## begin Data to process

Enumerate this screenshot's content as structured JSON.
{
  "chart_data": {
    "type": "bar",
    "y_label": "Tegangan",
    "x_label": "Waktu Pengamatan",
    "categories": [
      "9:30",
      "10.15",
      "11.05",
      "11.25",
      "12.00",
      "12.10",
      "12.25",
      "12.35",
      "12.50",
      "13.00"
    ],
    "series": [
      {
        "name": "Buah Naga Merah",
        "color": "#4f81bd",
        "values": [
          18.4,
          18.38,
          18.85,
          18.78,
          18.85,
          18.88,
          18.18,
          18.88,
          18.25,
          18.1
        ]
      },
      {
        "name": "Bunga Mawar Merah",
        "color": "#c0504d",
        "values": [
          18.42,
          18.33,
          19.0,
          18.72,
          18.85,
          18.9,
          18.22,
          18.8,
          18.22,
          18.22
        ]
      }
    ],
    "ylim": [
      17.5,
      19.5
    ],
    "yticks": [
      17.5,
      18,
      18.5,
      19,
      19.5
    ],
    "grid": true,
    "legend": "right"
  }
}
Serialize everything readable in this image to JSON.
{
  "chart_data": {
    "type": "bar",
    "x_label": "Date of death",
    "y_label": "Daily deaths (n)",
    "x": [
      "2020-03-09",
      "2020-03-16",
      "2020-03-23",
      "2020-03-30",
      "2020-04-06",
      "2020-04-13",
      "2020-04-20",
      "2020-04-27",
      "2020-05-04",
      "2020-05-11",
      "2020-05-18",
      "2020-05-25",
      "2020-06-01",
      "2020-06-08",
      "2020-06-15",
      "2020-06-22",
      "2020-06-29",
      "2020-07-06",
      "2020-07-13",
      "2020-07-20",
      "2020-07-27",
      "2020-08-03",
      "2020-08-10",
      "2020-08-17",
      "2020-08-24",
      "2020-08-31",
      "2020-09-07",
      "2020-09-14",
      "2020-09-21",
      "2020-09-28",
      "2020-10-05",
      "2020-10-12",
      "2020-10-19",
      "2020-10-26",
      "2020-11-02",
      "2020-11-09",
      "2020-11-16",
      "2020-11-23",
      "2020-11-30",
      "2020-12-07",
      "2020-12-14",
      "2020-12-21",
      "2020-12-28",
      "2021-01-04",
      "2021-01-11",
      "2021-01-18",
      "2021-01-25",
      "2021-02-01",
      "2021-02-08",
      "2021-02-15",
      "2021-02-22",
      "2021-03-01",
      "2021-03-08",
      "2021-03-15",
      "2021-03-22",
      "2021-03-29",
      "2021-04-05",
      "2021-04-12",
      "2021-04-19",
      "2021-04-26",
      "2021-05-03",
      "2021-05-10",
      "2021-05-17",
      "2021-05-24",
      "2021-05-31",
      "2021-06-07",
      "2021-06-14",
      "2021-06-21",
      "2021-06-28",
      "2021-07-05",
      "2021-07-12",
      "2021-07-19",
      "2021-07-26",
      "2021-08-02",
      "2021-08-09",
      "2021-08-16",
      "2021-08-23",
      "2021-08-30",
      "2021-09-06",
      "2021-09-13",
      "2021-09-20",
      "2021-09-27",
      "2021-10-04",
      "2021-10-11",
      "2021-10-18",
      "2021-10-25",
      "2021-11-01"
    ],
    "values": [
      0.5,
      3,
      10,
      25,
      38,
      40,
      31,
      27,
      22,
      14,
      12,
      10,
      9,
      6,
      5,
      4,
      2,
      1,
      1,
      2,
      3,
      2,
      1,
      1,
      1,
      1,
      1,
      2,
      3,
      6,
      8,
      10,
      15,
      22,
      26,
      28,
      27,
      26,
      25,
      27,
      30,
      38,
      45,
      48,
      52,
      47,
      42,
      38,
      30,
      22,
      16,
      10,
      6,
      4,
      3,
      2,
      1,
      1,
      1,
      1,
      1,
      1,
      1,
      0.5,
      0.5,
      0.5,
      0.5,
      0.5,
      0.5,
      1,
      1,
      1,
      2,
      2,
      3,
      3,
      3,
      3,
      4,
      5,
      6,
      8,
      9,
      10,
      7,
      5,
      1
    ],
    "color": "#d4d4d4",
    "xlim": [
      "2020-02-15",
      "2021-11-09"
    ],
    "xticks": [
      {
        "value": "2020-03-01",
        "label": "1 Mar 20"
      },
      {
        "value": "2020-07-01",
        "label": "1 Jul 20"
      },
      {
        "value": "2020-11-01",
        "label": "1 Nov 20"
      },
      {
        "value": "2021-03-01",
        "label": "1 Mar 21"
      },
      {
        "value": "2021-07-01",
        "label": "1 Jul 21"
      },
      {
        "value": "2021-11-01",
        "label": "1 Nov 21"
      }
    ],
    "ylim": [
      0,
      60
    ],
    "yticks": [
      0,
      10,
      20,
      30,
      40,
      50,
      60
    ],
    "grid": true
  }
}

## end Data to process

- **Aim**:
State how many lines of the material contain the string "this", with no other words.

- **Full solution**:
2